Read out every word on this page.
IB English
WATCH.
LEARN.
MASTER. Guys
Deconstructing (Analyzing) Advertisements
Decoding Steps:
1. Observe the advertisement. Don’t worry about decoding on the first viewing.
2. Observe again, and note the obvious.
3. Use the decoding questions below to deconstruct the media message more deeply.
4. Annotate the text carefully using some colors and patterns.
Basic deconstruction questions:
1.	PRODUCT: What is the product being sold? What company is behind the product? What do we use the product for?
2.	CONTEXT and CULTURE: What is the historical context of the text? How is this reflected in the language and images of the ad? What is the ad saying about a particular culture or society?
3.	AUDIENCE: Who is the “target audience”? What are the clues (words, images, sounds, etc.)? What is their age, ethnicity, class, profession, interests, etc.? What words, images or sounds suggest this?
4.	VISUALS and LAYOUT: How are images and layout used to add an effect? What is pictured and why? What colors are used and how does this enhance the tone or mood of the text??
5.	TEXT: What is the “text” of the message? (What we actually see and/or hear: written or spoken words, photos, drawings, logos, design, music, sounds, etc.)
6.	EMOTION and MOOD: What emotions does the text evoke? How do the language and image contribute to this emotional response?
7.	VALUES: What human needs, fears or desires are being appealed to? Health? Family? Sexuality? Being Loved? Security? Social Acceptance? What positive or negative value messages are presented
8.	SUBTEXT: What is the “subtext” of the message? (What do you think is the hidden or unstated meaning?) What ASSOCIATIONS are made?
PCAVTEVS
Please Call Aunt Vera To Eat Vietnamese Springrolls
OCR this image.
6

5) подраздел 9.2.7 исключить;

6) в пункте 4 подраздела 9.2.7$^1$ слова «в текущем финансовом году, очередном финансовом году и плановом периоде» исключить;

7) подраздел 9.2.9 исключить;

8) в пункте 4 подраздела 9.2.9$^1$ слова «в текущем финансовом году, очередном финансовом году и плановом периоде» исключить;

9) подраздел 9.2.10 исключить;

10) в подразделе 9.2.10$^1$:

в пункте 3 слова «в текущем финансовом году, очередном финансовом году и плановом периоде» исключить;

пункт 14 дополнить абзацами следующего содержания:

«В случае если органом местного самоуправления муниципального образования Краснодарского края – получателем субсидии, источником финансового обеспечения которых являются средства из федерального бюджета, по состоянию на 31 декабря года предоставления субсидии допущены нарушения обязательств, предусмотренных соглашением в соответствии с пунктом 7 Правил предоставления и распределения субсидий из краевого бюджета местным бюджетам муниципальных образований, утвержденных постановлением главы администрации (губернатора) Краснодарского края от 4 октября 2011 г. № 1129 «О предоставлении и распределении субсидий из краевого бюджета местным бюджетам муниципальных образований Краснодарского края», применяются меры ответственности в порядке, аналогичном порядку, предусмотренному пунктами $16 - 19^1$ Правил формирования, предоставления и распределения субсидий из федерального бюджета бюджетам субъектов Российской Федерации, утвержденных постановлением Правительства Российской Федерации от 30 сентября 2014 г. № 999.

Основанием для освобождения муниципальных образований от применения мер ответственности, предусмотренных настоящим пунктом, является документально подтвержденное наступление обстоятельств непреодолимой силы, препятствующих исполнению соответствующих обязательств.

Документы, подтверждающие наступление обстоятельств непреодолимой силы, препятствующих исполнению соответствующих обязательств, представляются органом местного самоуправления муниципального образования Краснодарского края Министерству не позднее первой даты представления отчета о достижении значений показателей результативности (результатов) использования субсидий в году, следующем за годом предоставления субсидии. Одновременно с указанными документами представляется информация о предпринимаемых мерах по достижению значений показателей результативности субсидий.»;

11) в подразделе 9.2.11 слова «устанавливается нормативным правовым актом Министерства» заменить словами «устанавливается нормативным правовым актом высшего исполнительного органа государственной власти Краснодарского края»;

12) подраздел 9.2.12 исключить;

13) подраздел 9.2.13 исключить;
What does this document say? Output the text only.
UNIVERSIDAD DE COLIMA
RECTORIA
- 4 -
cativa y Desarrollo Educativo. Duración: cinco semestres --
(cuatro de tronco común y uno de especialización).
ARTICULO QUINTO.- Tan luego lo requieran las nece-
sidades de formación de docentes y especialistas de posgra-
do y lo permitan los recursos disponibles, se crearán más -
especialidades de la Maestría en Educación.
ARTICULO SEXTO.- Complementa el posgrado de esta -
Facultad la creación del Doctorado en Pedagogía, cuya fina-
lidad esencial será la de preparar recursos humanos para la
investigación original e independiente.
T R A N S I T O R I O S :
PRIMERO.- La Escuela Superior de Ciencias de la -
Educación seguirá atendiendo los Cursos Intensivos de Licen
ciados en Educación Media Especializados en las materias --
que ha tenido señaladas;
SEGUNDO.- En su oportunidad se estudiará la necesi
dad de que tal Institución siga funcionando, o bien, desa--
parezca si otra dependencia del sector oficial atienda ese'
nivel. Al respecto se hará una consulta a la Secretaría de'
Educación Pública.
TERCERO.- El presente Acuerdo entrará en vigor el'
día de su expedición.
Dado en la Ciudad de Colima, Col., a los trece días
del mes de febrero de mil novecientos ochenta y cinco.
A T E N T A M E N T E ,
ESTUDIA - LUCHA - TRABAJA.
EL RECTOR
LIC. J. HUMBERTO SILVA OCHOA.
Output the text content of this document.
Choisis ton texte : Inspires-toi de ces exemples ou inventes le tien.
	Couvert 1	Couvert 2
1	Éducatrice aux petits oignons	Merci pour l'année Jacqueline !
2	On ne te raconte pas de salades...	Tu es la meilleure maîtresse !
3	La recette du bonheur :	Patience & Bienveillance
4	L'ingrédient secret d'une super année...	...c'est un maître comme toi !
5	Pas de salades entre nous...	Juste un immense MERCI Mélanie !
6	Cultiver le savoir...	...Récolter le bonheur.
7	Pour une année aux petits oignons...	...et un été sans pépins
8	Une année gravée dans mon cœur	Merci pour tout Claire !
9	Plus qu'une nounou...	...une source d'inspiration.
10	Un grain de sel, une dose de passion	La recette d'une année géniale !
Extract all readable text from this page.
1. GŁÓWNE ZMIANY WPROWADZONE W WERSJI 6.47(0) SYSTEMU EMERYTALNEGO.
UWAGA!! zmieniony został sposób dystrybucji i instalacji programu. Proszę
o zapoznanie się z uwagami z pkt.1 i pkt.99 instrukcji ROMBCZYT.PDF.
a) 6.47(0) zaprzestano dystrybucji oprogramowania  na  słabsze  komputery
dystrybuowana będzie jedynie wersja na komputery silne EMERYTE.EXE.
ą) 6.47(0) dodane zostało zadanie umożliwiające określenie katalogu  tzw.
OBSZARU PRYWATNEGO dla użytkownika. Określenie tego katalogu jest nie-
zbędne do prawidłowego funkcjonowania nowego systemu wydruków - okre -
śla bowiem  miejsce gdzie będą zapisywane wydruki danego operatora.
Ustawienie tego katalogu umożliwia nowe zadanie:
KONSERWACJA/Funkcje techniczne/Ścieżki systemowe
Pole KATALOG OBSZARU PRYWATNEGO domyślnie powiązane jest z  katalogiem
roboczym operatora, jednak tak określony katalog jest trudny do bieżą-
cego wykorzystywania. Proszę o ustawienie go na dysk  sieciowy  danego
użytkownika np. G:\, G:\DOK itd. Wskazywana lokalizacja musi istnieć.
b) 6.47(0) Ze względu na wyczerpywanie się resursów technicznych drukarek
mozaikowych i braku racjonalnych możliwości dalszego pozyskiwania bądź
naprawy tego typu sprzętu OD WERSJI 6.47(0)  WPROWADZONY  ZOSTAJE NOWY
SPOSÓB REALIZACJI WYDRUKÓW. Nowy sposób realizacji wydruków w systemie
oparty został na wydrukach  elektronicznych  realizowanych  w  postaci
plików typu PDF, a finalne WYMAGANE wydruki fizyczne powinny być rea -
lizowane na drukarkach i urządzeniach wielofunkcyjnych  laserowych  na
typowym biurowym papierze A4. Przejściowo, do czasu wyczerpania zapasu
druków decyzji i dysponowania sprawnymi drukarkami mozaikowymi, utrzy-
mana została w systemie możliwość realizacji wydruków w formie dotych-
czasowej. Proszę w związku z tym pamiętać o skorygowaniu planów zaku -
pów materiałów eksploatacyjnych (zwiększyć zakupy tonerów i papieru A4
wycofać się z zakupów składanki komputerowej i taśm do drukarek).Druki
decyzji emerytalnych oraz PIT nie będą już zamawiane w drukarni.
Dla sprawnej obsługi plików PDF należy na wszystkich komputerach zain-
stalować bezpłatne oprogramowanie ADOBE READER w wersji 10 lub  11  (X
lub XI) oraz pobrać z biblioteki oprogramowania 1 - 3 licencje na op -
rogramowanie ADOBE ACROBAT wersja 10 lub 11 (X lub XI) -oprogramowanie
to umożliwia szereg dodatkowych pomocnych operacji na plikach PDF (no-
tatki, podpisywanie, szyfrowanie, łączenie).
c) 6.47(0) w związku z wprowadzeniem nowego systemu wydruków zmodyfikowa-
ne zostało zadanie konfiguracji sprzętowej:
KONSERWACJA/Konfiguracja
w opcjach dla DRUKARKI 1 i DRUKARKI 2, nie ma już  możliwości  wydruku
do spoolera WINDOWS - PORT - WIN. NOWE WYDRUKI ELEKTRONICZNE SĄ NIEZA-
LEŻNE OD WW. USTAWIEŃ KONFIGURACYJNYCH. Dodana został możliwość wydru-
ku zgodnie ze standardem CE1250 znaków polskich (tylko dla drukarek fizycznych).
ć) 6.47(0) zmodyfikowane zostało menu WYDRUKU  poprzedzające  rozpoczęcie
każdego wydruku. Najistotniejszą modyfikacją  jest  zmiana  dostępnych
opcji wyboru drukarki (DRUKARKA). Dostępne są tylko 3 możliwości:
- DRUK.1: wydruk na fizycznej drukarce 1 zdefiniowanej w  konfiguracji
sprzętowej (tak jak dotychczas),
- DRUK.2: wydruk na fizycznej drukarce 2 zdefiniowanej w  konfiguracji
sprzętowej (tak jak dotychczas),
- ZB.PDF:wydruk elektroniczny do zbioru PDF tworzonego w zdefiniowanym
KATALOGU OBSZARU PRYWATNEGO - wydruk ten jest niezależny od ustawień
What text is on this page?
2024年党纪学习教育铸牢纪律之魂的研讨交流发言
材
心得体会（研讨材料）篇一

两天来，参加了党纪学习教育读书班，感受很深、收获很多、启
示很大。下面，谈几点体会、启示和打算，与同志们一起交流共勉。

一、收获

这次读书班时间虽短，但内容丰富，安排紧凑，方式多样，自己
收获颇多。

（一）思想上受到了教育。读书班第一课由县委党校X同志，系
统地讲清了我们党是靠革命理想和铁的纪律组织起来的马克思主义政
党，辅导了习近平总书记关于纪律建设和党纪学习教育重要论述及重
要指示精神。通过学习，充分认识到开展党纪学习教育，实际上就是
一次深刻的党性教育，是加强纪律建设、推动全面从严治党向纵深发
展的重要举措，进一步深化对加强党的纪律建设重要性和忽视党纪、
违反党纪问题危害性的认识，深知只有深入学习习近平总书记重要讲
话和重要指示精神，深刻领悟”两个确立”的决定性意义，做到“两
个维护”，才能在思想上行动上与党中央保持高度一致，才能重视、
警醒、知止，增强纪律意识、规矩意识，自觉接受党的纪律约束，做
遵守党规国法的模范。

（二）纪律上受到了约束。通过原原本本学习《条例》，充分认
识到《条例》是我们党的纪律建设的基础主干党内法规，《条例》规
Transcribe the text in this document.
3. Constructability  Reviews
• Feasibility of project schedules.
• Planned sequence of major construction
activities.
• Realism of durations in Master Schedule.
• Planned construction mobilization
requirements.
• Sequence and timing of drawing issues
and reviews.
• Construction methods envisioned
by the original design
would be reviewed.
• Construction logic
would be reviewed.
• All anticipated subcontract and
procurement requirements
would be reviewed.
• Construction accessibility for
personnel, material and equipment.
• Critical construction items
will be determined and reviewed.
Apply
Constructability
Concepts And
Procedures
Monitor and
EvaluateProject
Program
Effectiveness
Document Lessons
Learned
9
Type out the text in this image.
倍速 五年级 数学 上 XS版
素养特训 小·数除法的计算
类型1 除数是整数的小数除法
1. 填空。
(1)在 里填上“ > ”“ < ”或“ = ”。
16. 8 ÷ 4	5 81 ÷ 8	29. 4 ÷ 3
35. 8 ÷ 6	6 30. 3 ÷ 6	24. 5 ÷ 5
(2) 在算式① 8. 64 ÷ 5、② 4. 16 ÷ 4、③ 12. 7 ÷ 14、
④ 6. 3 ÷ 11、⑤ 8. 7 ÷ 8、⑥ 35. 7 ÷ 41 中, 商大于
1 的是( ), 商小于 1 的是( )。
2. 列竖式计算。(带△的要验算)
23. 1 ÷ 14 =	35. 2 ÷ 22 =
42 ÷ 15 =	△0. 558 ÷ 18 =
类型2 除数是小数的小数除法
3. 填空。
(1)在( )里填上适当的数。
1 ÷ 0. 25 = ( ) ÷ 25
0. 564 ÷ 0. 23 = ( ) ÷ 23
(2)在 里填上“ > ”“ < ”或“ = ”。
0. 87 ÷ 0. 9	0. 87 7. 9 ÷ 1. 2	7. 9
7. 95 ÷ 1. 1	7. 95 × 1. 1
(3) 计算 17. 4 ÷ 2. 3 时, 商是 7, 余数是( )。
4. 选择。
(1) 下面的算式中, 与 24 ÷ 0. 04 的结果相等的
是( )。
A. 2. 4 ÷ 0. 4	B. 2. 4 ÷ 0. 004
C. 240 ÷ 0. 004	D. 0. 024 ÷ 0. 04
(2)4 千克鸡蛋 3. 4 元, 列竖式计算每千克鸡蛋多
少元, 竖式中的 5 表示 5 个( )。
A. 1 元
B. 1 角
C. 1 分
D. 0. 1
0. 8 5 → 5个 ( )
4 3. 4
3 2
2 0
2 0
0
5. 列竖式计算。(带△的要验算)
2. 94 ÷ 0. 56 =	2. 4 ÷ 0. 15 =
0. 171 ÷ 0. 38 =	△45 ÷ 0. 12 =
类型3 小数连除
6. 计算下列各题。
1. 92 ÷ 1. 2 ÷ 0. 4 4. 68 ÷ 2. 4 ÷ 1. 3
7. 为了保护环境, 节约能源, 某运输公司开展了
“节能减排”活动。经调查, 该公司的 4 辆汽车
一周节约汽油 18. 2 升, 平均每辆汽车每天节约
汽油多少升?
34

Goal
Tally the lines in the listing that hold "tego" and report the number alone.

Answer in full
3